[Recorded data]
-*-

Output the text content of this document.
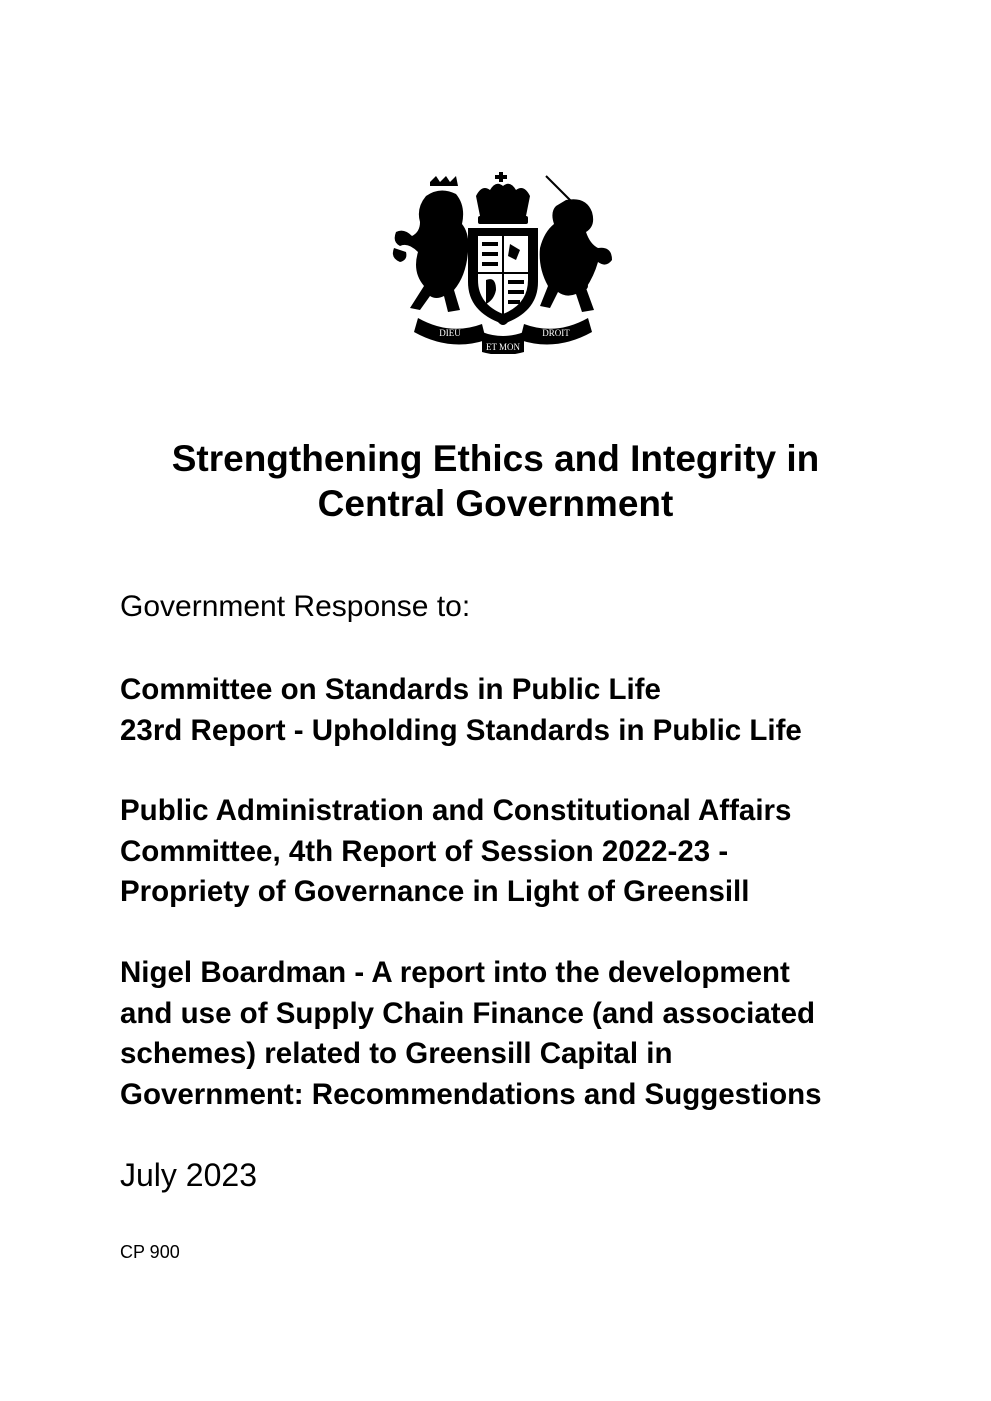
DIEU
ET MON
DROIT
Strengthening Ethics and Integrity in
Central Government

Government Response to:

Committee on Standards in Public Life
23rd Report - Upholding Standards in Public Life
Public Administration and Constitutional Affairs
Committee, 4th Report of Session 2022-23 -
Propriety of Governance in Light of Greensill
Nigel Boardman - A report into the development
and use of Supply Chain Finance (and associated
schemes) related to Greensill Capital in
Government: Recommendations and Suggestions

July 2023

CP 900
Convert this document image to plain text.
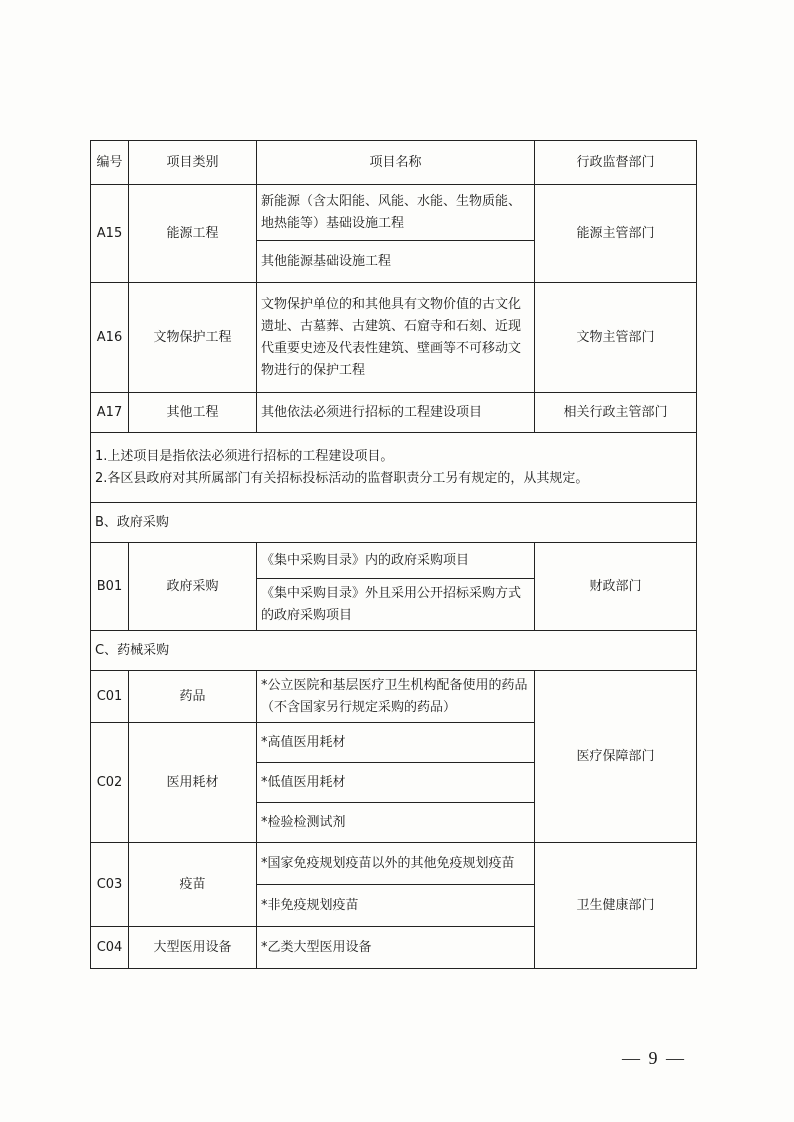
编号	项目类别	项目名称	行政监督部门
A15	能源工程	新能源（含太阳能、风能、水能、生物质能、地热能等）基础设施工程	能源主管部门
		其他能源基础设施工程	
A16	文物保护工程	文物保护单位的和其他具有文物价值的古文化遗址、古墓葬、古建筑、石窟寺和石刻、近现代重要史迹及代表性建筑、壁画等不可移动文物进行的保护工程	文物主管部门
A17	其他工程	其他依法必须进行招标的工程建设项目	相关行政主管部门

1.上述项目是指依法必须进行招标的工程建设项目。
2.各区县政府对其所属部门有关招标投标活动的监督职责分工另有规定的，从其规定。			

B、政府采购			
B01	政府采购	《集中采购目录》内的政府采购项目	财政部门
		《集中采购目录》外且采用公开招标采购方式的政府采购项目	
C、药械采购			
C01	药品	*公立医院和基层医疗卫生机构配备使用的药品（不含国家另行规定采购的药品）	医疗保障部门
C02	医用耗材	*高值医用耗材	
		*低值医用耗材	
		*检验检测试剂	
C03	疫苗	*国家免疫规划疫苗以外的其他免疫规划疫苗	卫生健康部门
		*非免疫规划疫苗	
C04	大型医用设备	*乙类大型医用设备	
— 9 —
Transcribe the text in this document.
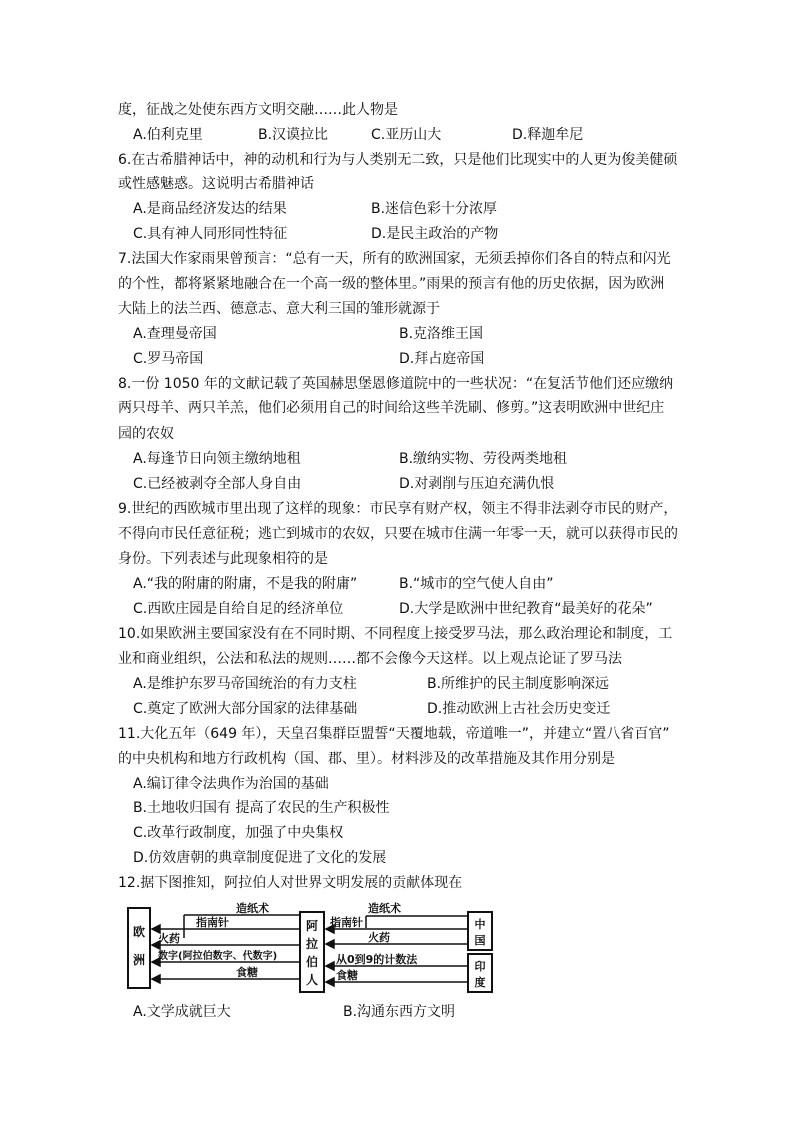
度，征战之处使东西方文明交融……此人物是
A.伯利克里	B.汉谟拉比	C.亚历山大	D.释迦牟尼
6.在古希腊神话中，神的动机和行为与人类别无二致，只是他们比现实中的人更为俊美健硕
或性感魅惑。这说明古希腊神话
A.是商品经济发达的结果	B.迷信色彩十分浓厚
C.具有神人同形同性特征	D.是民主政治的产物
7.法国大作家雨果曾预言：“总有一天，所有的欧洲国家，无须丢掉你们各自的特点和闪光
的个性，都将紧紧地融合在一个高一级的整体里。”雨果的预言有他的历史依据，因为欧洲
大陆上的法兰西、德意志、意大利三国的雏形就源于
A.查理曼帝国	B.克洛维王国
C.罗马帝国	D.拜占庭帝国
8.一份 1050 年的文献记载了英国赫思堡恩修道院中的一些状况：“在复活节他们还应缴纳
两只母羊、两只羊羔，他们必须用自己的时间给这些羊洗刷、修剪。”这表明欧洲中世纪庄
园的农奴
A.每逢节日向领主缴纳地租	B.缴纳实物、劳役两类地租
C.已经被剥夺全部人身自由	D.对剥削与压迫充满仇恨
9.世纪的西欧城市里出现了这样的现象：市民享有财产权，领主不得非法剥夺市民的财产，
不得向市民任意征税；逃亡到城市的农奴，只要在城市住满一年零一天，就可以获得市民的
身份。下列表述与此现象相符的是
A.“我的附庸的附庸，不是我的附庸”	B.“城市的空气使人自由”
C.西欧庄园是自给自足的经济单位	D.大学是欧洲中世纪教育“最美好的花朵”
10.如果欧洲主要国家没有在不同时期、不同程度上接受罗马法，那么政治理论和制度，工
业和商业组织，公法和私法的规则……都不会像今天这样。以上观点论证了罗马法
A.是维护东罗马帝国统治的有力支柱	B.所维护的民主制度影响深远
C.奠定了欧洲大部分国家的法律基础	D.推动欧洲上古社会历史变迁
11.大化五年（649 年），天皇召集群臣盟誓“天覆地载，帝道唯一”，并建立“置八省百官”
的中央机构和地方行政机构（国、郡、里）。材料涉及的改革措施及其作用分别是
A.编订律令法典作为治国的基础
B.土地收归国有 提高了农民的生产积极性
C.改革行政制度，加强了中央集权
D.仿效唐朝的典章制度促进了文化的发展
12.据下图推知，阿拉伯人对世界文明发展的贡献体现在
欧
洲
阿
拉
伯
人
中
国
印
度
造纸术
指南针
火药
数字(阿拉伯数字、代数字)
食糖
造纸术
指南针
火药
从0到9的计数法
食糖
A.文学成就巨大	B.沟通东西方文明
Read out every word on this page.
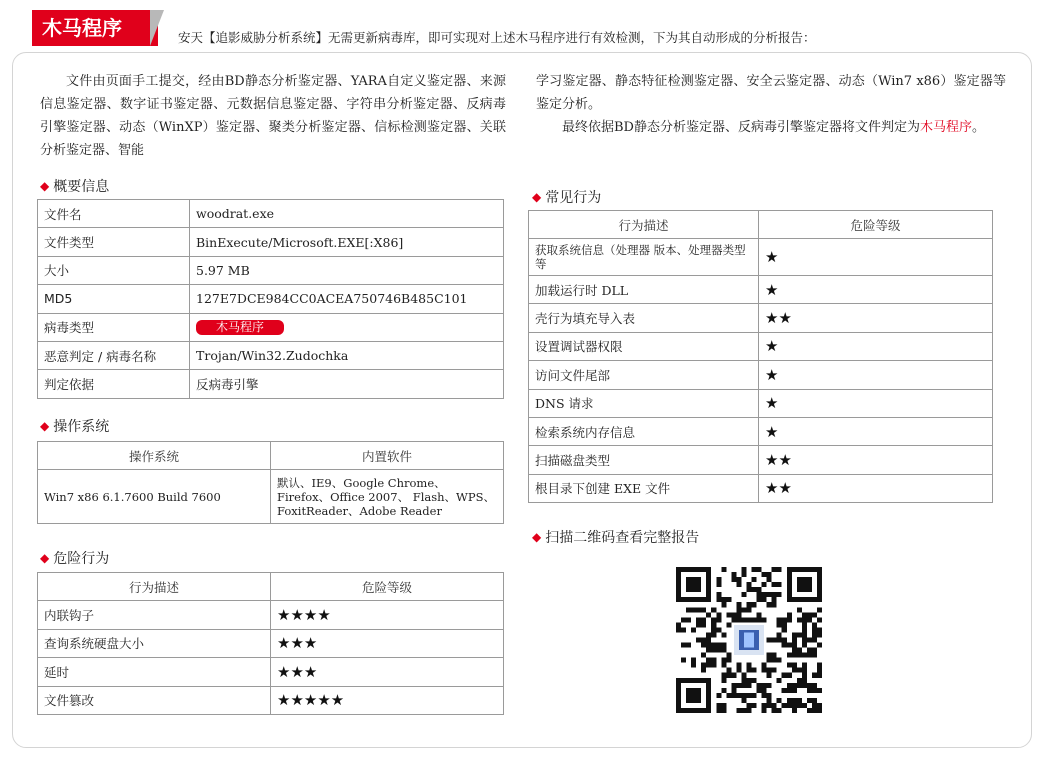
木马程序	安天【追影威胁分析系统】无需更新病毒库，即可实现对上述木马程序进行有效检测，下为其自动形成的分析报告：

文件由页面手工提交，经由BD静态分析鉴定器、YARA自定义鉴定器、来源信息鉴定器、数字证书鉴定器、元数据信息鉴定器、字符串分析鉴定器、反病毒引擎鉴定器、动态（WinXP）鉴定器、聚类分析鉴定器、信标检测鉴定器、关联分析鉴定器、智能

学习鉴定器、静态特征检测鉴定器、安全云鉴定器、动态（Win7 x86）鉴定器等鉴定分析。

最终依据BD静态分析鉴定器、反病毒引擎鉴定器将文件判定为木马程序。

◆ 概要信息
文件名	woodrat.exe
文件类型	BinExecute/Microsoft.EXE[:X86]
大小	5.97 MB
MD5	127E7DCE984CC0ACEA750746B485C101
病毒类型	木马程序
恶意判定 / 病毒名称	Trojan/Win32.Zudochka
判定依据	反病毒引擎
◆ 操作系统
操作系统	内置软件
Win7 x86 6.1.7600 Build 7600	默认、IE9、Google Chrome、Firefox、Office 2007、 Flash、WPS、FoxitReader、Adobe Reader
◆ 危险行为
行为描述	危险等级
内联钩子	★★★★
查询系统硬盘大小	★★★
延时	★★★
文件篡改	★★★★★
◆ 常见行为
行为描述	危险等级
获取系统信息（处理器 版本、处理器类型等	★
加载运行时 DLL	★
壳行为填充导入表	★★
设置调试器权限	★
访问文件尾部	★
DNS 请求	★
检索系统内存信息	★
扫描磁盘类型	★★
根目录下创建 EXE 文件	★★
◆ 扫描二维码查看完整报告
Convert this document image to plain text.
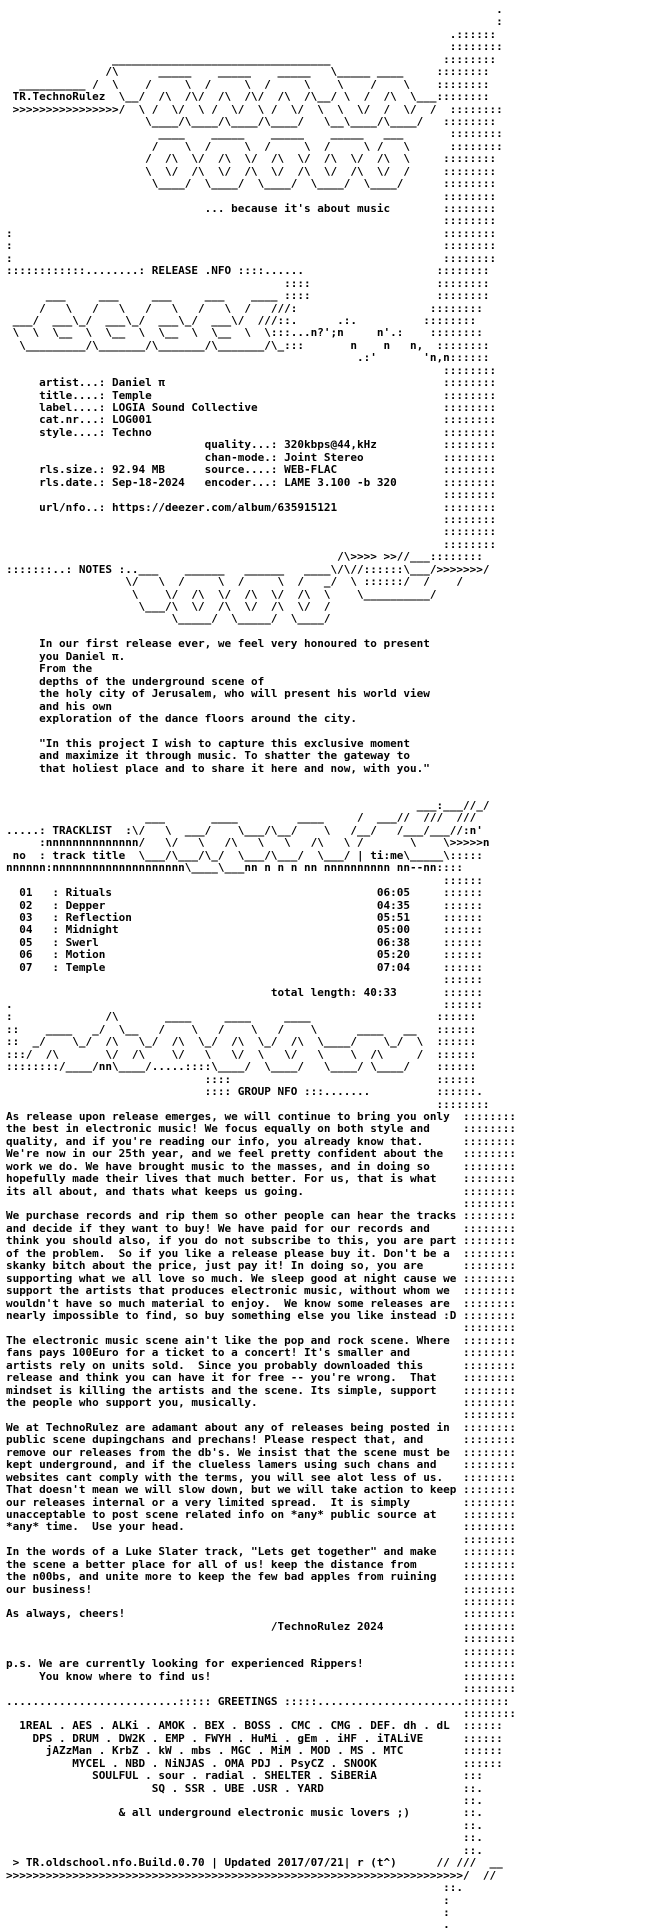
.
:
.::::::
::::::::
_________________________________                 ::::::::
/\      _____    _____    _____   \_____ ____     ::::::::
__________ /  \    /     \  /     \  /     \    \    /    \    ::::::::
TR.TechnoRulez  \__/  /\  /\/  /\  /\/  /\  /\__/ \  /  /\  \___::::::::
>>>>>>>>>>>>>>>>/  \ /  \/  \ /  \/  \ /  \/  \  \  \/  /  \/  /  ::::::::
\____/\____/\____/\____/   \__\____/\____/   ::::::::
____    _____    _____    _____   ___       ::::::::
/    \  /     \  /     \  /     \ /   \      ::::::::
/  /\  \/  /\  \/  /\  \/  /\  \/  /\  \     ::::::::
\  \/  /\  \/  /\  \/  /\  \/  /\  \/  /     ::::::::
\____/  \____/  \____/  \____/  \____/      ::::::::
::::::::
... because it's about music        ::::::::
::::::::
:                                                                 ::::::::
:                                                                 ::::::::
:                                                                 ::::::::
::::::::::::........: RELEASE .NFO ::::......                    ::::::::
::::                   ::::::::
___     ___     ___     ___    ____ ::::                   ::::::::
/   \   /   \   /   \   /   \  /   ///:                    ::::::::
___/  ___\_/  ___\_/  ___\_/  ___\/  ///::.      .:.          ::::::::
\  \  \__  \  \__  \  \__  \  \__  \  \:::...n?';n     n'.:    ::::::::
\_________/\_______/\_______/\_______/\_:::       n    n   n,  ::::::::
.:'       'n,n::::::
::::::::
artist...: Daniel π                                          ::::::::
title....: Temple                                            ::::::::
label....: LOGIA Sound Collective                            ::::::::
cat.nr...: LOG001                                            ::::::::
style....: Techno                                            ::::::::
quality...: 320kbps@44,kHz          ::::::::
chan-mode.: Joint Stereo            ::::::::
rls.size.: 92.94 MB      source....: WEB-FLAC                ::::::::
rls.date.: Sep-18-2024   encoder...: LAME 3.100 -b 320       ::::::::
::::::::
url/nfo..: https://deezer.com/album/635915121                ::::::::
::::::::
::::::::
::::::::
/\>>>> >>//___::::::::
:::::::..: NOTES :..___    ______   ______   ____\/\//::::::\___/>>>>>>>/
\/   \  /     \  /     \  /   _/  \ ::::::/  /    /
\    \/  /\  \/  /\  \/  /\  \    \__________/
\___/\  \/  /\  \/  /\  \/  /
\_____/  \_____/  \____/

In our first release ever, we feel very honoured to present
you Daniel π.
From the
depths of the underground scene of
the holy city of Jerusalem, who will present his world view
and his own
exploration of the dance floors around the city.

"In this project I wish to capture this exclusive moment
and maximize it through music. To shatter the gateway to
that holiest place and to share it here and now, with you."

___:___//_/
___       ____         ____     /  ___//  ///  ///
.....: TRACKLIST  :\/   \  ___/    \___/\__/    \   /__/   /___/___//:n'
:nnnnnnnnnnnnnn/   \/   \   /\   \   \   /\   \ /       \    \>>>>>n
no  : track title  \___/\___/\_/  \___/\___/  \___/ | ti:me\_____\:::::
nnnnnn:nnnnnnnnnnnnnnnnnnnn\____\___nn n n n nn nnnnnnnnnn nn--nn::::
::::::
01   : Rituals                                        06:05     ::::::
02   : Depper                                         04:35     ::::::
03   : Reflection                                     05:51     ::::::
04   : Midnight                                       05:00     ::::::
05   : Swerl                                          06:38     ::::::
06   : Motion                                         05:20     ::::::
07   : Temple                                         07:04     ::::::
::::::
total length: 40:33       ::::::
.                                                                 ::::::
:              /\       ____     ____     ____                   ::::::
::    ____   _/  \__   /    \   /    \   /    \      ____   __   ::::::
::  _/    \_/  /\   \_/  /\  \_/  /\  \_/  /\  \____/    \_/  \  ::::::
:::/  /\       \/  /\    \/   \   \/  \   \/   \    \  /\     /  ::::::
::::::::/____/nn\____/.....::::\____/  \____/   \____/ \____/    ::::::
::::                               ::::::
:::: GROUP NFO :::.......          ::::::.
::::::::
As release upon release emerges, we will continue to bring you only  ::::::::
the best in electronic music! We focus equally on both style and     ::::::::
quality, and if you're reading our info, you already know that.      ::::::::
We're now in our 25th year, and we feel pretty confident about the   ::::::::
work we do. We have brought music to the masses, and in doing so     ::::::::
hopefully made their lives that much better. For us, that is what    ::::::::
its all about, and thats what keeps us going.                        ::::::::
::::::::
We purchase records and rip them so other people can hear the tracks ::::::::
and decide if they want to buy! We have paid for our records and     ::::::::
think you should also, if you do not subscribe to this, you are part ::::::::
of the problem.  So if you like a release please buy it. Don't be a  ::::::::
skanky bitch about the price, just pay it! In doing so, you are      ::::::::
supporting what we all love so much. We sleep good at night cause we ::::::::
support the artists that produces electronic music, without whom we  ::::::::
wouldn't have so much material to enjoy.  We know some releases are  ::::::::
nearly impossible to find, so buy something else you like instead :D ::::::::
::::::::
The electronic music scene ain't like the pop and rock scene. Where  ::::::::
fans pays 100Euro for a ticket to a concert! It's smaller and        ::::::::
artists rely on units sold.  Since you probably downloaded this      ::::::::
release and think you can have it for free -- you're wrong.  That    ::::::::
mindset is killing the artists and the scene. Its simple, support    ::::::::
the people who support you, musically.                               ::::::::
::::::::
We at TechnoRulez are adamant about any of releases being posted in  ::::::::
public scene dupingchans and prechans! Please respect that, and      ::::::::
remove our releases from the db's. We insist that the scene must be  ::::::::
kept underground, and if the clueless lamers using such chans and    ::::::::
websites cant comply with the terms, you will see alot less of us.   ::::::::
That doesn't mean we will slow down, but we will take action to keep ::::::::
our releases internal or a very limited spread.  It is simply        ::::::::
unacceptable to post scene related info on *any* public source at    ::::::::
*any* time.  Use your head.                                          ::::::::
::::::::
In the words of a Luke Slater track, "Lets get together" and make    ::::::::
the scene a better place for all of us! keep the distance from       ::::::::
the n00bs, and unite more to keep the few bad apples from ruining    ::::::::
our business!                                                        ::::::::
::::::::
As always, cheers!                                                   ::::::::
/TechnoRulez 2024            ::::::::
::::::::
::::::::
p.s. We are currently looking for experienced Rippers!               ::::::::
You know where to find us!                                      ::::::::
::::::::
..........................::::: GREETINGS :::::......................:::::::
::::::::
1REAL . AES . ALKi . AMOK . BEX . BOSS . CMC . CMG . DEF. dh . dL  ::::::
DPS . DRUM . DW2K . EMP . FWYH . HuMi . gEm . iHF . iTALiVE      ::::::
jAZzMan . KrbZ . kW . mbs . MGC . MiM . MOD . MS . MTC         ::::::
MYCEL . NBD . NiNJAS . OMA PDJ . PsyCZ . SNOOK             ::::::
SOULFUL . sour . radial . SHELTER . SiBERiA             :::
SQ . SSR . UBE .USR . YARD                     ::.
::.
& all underground electronic music lovers ;)        ::.
::.
::.
::.
> TR.oldschool.nfo.Build.0.70 | Updated 2017/07/21| r (t^)      // ///  __
>>>>>>>>>>>>>>>>>>>>>>>>>>>>>>>>>>>>>>>>>>>>>>>>>>>>>>>>>>>>>>>>>>>>>/  //
::.
:
:
.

-*-

* Problem description:
Search the entries for the string "underground" and collect each line that has it.

* Exercise solution:
depths of the underground scene of
kept underground, and if the clueless lamers using such chans and    ::::::::
& all underground electronic music lovers ;)        ::.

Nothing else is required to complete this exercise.